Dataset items
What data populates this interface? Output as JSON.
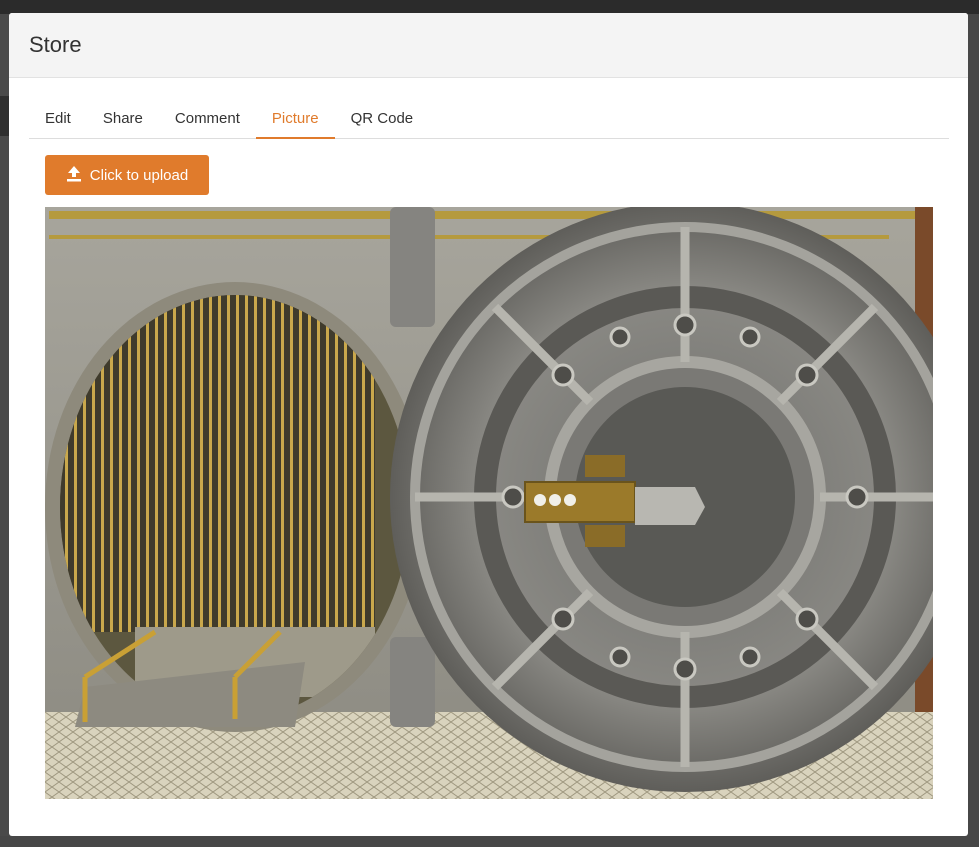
{
  "modal": {
    "title": "Store"
  },
  "tabs": [
    {
      "label": "Edit",
      "active": false
    },
    {
      "label": "Share",
      "active": false
    },
    {
      "label": "Comment",
      "active": false
    },
    {
      "label": "Picture",
      "active": true
    },
    {
      "label": "QR Code",
      "active": false
    }
  ],
  "upload": {
    "label": "Click to upload",
    "icon": "upload-icon"
  },
  "picture": {
    "subject": "bank-vault-door"
  },
  "colors": {
    "accent": "#e07b2c",
    "header_bg": "#f4f4f4",
    "overlay": "#3a3a3a"
  }
}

§ **Written task**
Your copy should match the entries exactly, minus the pictures.

§ **Solution to the problem**
What data populates this interface? Output as JSON.
{
  "modal": {
    "title": "Store"
  },
  "tabs": [
    {
      "label": "Edit",
      "active": false
    },
    {
      "label": "Share",
      "active": false
    },
    {
      "label": "Comment",
      "active": false
    },
    {
      "label": "Picture",
      "active": true
    },
    {
      "label": "QR Code",
      "active": false
    }
  ],
  "upload": {
    "label": "Click to upload",
    "icon": "upload-icon"
  },
  "picture": {
    "subject": "bank-vault-door"
  },
  "colors": {
    "accent": "#e07b2c",
    "header_bg": "#f4f4f4",
    "overlay": "#3a3a3a"
  }
}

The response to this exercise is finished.